**Given instruction:** Output all entries verbatim. Skip pictures.

**Data entries:**
* Start *
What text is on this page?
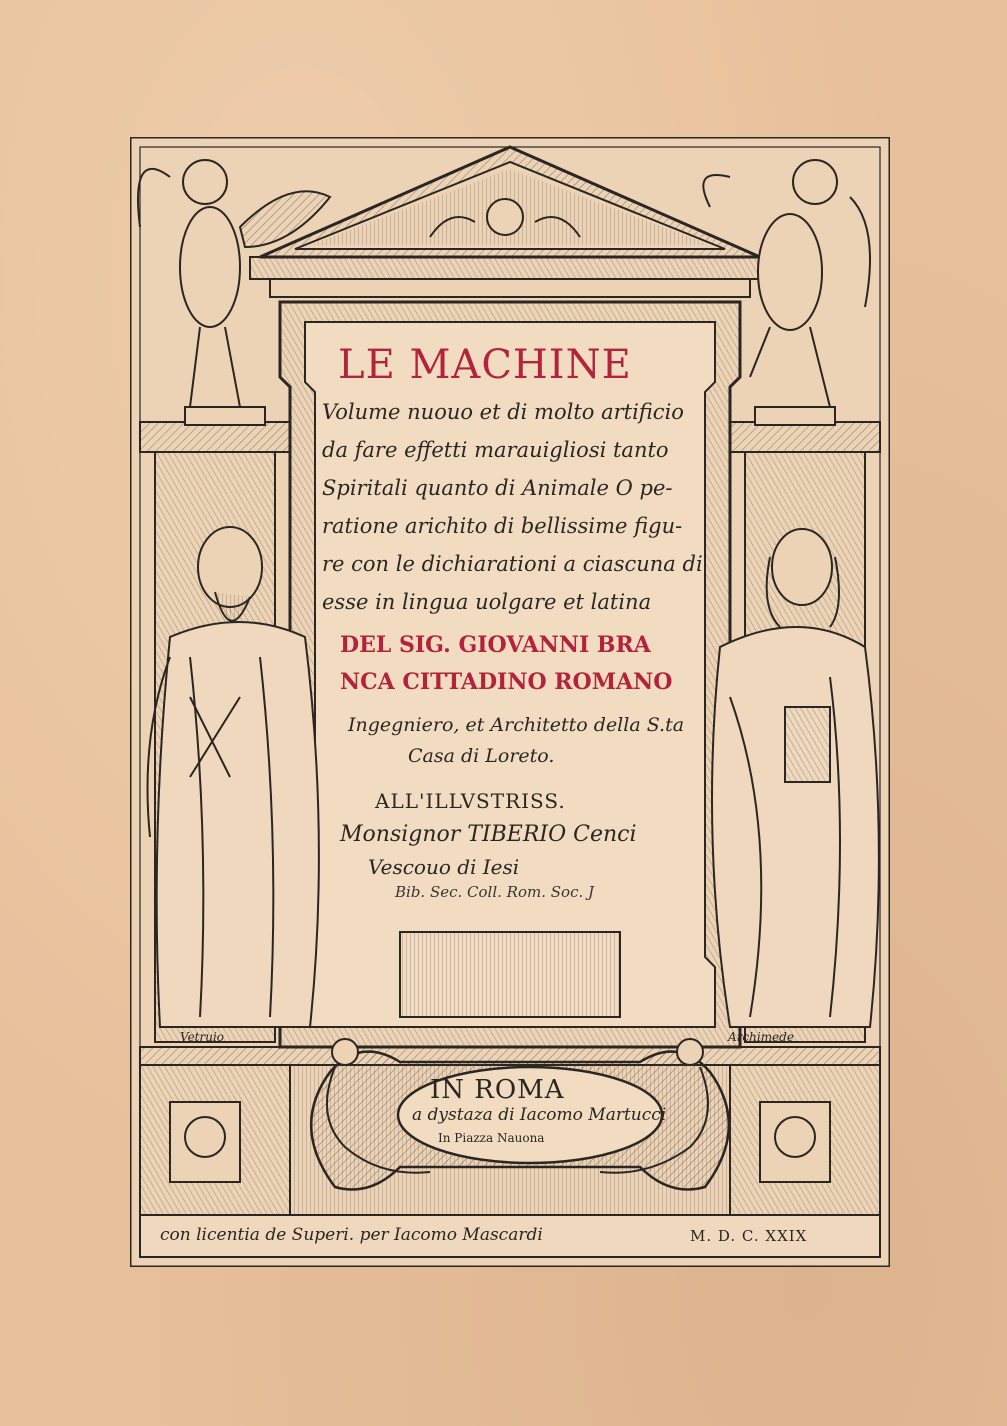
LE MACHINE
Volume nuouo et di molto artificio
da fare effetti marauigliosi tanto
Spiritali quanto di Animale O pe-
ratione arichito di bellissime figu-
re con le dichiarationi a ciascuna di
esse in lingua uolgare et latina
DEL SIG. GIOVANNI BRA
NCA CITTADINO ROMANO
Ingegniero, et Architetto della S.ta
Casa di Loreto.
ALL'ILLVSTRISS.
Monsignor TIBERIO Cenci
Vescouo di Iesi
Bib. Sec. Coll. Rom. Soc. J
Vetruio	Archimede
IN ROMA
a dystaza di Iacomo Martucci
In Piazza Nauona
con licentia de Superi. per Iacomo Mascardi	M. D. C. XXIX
* End *
**Solution to the exercise:**
What text is on this page?
LE MACHINE
Volume nuouo et di molto artificio
da fare effetti marauigliosi tanto
Spiritali quanto di Animale O pe-
ratione arichito di bellissime figu-
re con le dichiarationi a ciascuna di
esse in lingua uolgare et latina
DEL SIG. GIOVANNI BRA
NCA CITTADINO ROMANO
Ingegniero, et Architetto della S.ta
Casa di Loreto.
ALL'ILLVSTRISS.
Monsignor TIBERIO Cenci
Vescouo di Iesi
Bib. Sec. Coll. Rom. Soc. J
Vetruio	Archimede
IN ROMA
a dystaza di Iacomo Martucci
In Piazza Nauona
con licentia de Superi. per Iacomo Mascardi	M. D. C. XXIX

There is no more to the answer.